# TASK BRIEF
Transcribe the material below exactly as it appears.

# Data records
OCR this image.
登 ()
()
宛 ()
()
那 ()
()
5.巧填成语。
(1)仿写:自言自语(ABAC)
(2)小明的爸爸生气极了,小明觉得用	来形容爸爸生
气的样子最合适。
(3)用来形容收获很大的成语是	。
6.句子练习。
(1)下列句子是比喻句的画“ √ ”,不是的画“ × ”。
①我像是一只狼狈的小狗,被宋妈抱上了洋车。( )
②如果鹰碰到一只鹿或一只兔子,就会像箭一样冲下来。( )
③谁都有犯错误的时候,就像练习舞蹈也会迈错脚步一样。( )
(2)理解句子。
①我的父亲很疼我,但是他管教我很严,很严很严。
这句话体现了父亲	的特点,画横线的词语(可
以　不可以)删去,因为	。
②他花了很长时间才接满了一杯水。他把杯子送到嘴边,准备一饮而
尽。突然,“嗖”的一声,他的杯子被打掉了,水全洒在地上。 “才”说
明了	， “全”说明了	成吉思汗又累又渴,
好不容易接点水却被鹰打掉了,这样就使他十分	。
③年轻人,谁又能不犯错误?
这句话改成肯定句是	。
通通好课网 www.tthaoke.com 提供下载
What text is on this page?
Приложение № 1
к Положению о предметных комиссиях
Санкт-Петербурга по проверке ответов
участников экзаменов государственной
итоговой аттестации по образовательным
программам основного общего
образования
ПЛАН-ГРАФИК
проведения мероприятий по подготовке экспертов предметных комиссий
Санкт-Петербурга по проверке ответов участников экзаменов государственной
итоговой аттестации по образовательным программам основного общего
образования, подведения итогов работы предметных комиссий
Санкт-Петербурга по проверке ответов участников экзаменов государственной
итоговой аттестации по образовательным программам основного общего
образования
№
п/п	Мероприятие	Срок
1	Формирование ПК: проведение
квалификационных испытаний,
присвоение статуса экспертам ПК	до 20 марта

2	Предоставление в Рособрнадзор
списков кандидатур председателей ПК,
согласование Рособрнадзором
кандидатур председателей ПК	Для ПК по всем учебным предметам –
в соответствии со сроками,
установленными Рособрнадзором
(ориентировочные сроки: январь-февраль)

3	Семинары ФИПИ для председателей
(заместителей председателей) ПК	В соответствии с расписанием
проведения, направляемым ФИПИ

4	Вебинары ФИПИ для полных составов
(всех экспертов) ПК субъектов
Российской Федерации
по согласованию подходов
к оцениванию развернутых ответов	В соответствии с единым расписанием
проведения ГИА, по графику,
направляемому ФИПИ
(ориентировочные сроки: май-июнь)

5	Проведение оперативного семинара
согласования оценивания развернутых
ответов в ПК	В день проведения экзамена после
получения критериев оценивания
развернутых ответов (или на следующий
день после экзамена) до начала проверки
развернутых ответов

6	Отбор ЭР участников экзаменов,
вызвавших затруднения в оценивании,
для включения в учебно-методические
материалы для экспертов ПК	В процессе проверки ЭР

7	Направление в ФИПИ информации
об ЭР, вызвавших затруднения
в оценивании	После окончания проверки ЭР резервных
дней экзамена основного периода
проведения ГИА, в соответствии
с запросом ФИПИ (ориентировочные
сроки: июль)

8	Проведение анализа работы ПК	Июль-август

# ANSWER FOR THE TASK
OCR this image.
登 ()
()
宛 ()
()
那 ()
()
5.巧填成语。
(1)仿写:自言自语(ABAC)
(2)小明的爸爸生气极了,小明觉得用	来形容爸爸生
气的样子最合适。
(3)用来形容收获很大的成语是	。
6.句子练习。
(1)下列句子是比喻句的画“ √ ”,不是的画“ × ”。
①我像是一只狼狈的小狗,被宋妈抱上了洋车。( )
②如果鹰碰到一只鹿或一只兔子,就会像箭一样冲下来。( )
③谁都有犯错误的时候,就像练习舞蹈也会迈错脚步一样。( )
(2)理解句子。
①我的父亲很疼我,但是他管教我很严,很严很严。
这句话体现了父亲	的特点,画横线的词语(可
以　不可以)删去,因为	。
②他花了很长时间才接满了一杯水。他把杯子送到嘴边,准备一饮而
尽。突然,“嗖”的一声,他的杯子被打掉了,水全洒在地上。 “才”说
明了	， “全”说明了	成吉思汗又累又渴,
好不容易接点水却被鹰打掉了,这样就使他十分	。
③年轻人,谁又能不犯错误?
这句话改成肯定句是	。
通通好课网 www.tthaoke.com 提供下载
What text is on this page?
Приложение № 1
к Положению о предметных комиссиях
Санкт-Петербурга по проверке ответов
участников экзаменов государственной
итоговой аттестации по образовательным
программам основного общего
образования
ПЛАН-ГРАФИК
проведения мероприятий по подготовке экспертов предметных комиссий
Санкт-Петербурга по проверке ответов участников экзаменов государственной
итоговой аттестации по образовательным программам основного общего
образования, подведения итогов работы предметных комиссий
Санкт-Петербурга по проверке ответов участников экзаменов государственной
итоговой аттестации по образовательным программам основного общего
образования
№
п/п	Мероприятие	Срок
1	Формирование ПК: проведение
квалификационных испытаний,
присвоение статуса экспертам ПК	до 20 марта

2	Предоставление в Рособрнадзор
списков кандидатур председателей ПК,
согласование Рособрнадзором
кандидатур председателей ПК	Для ПК по всем учебным предметам –
в соответствии со сроками,
установленными Рособрнадзором
(ориентировочные сроки: январь-февраль)

3	Семинары ФИПИ для председателей
(заместителей председателей) ПК	В соответствии с расписанием
проведения, направляемым ФИПИ

4	Вебинары ФИПИ для полных составов
(всех экспертов) ПК субъектов
Российской Федерации
по согласованию подходов
к оцениванию развернутых ответов	В соответствии с единым расписанием
проведения ГИА, по графику,
направляемому ФИПИ
(ориентировочные сроки: май-июнь)

5	Проведение оперативного семинара
согласования оценивания развернутых
ответов в ПК	В день проведения экзамена после
получения критериев оценивания
развернутых ответов (или на следующий
день после экзамена) до начала проверки
развернутых ответов

6	Отбор ЭР участников экзаменов,
вызвавших затруднения в оценивании,
для включения в учебно-методические
материалы для экспертов ПК	В процессе проверки ЭР

7	Направление в ФИПИ информации
об ЭР, вызвавших затруднения
в оценивании	После окончания проверки ЭР резервных
дней экзамена основного периода
проведения ГИА, в соответствии
с запросом ФИПИ (ориентировочные
сроки: июль)

8	Проведение анализа работы ПК	Июль-август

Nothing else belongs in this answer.